→ **TASK TO COMPLETE**: Skip the pictures. Reproduce all other material exactly.

Start

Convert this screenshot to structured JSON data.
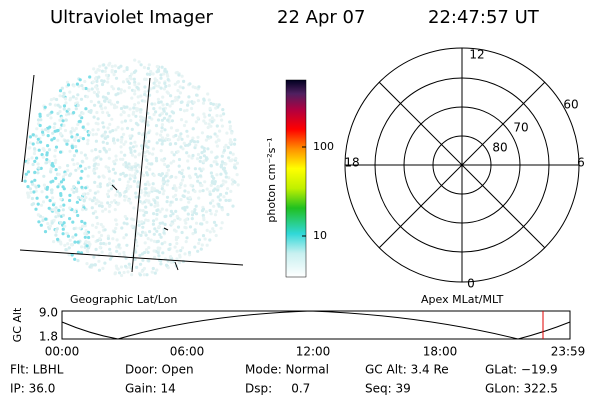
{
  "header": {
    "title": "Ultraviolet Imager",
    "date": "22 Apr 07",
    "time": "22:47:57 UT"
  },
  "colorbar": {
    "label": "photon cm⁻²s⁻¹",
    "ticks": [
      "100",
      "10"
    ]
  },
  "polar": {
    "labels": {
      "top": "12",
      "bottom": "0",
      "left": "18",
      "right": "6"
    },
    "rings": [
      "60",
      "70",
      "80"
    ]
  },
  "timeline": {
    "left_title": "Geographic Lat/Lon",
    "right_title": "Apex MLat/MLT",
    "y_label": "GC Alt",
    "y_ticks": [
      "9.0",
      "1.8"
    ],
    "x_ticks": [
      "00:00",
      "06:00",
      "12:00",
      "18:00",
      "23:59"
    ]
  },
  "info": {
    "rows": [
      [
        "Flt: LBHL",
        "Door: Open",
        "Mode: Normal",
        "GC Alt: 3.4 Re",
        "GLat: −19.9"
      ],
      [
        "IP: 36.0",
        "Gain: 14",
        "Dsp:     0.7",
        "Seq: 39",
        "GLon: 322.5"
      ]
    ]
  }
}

End

→ **COMPLETED EXERCISE**:
Convert this screenshot to structured JSON data.
{
  "header": {
    "title": "Ultraviolet Imager",
    "date": "22 Apr 07",
    "time": "22:47:57 UT"
  },
  "colorbar": {
    "label": "photon cm⁻²s⁻¹",
    "ticks": [
      "100",
      "10"
    ]
  },
  "polar": {
    "labels": {
      "top": "12",
      "bottom": "0",
      "left": "18",
      "right": "6"
    },
    "rings": [
      "60",
      "70",
      "80"
    ]
  },
  "timeline": {
    "left_title": "Geographic Lat/Lon",
    "right_title": "Apex MLat/MLT",
    "y_label": "GC Alt",
    "y_ticks": [
      "9.0",
      "1.8"
    ],
    "x_ticks": [
      "00:00",
      "06:00",
      "12:00",
      "18:00",
      "23:59"
    ]
  },
  "info": {
    "rows": [
      [
        "Flt: LBHL",
        "Door: Open",
        "Mode: Normal",
        "GC Alt: 3.4 Re",
        "GLat: −19.9"
      ],
      [
        "IP: 36.0",
        "Gain: 14",
        "Dsp:     0.7",
        "Seq: 39",
        "GLon: 322.5"
      ]
    ]
  }
}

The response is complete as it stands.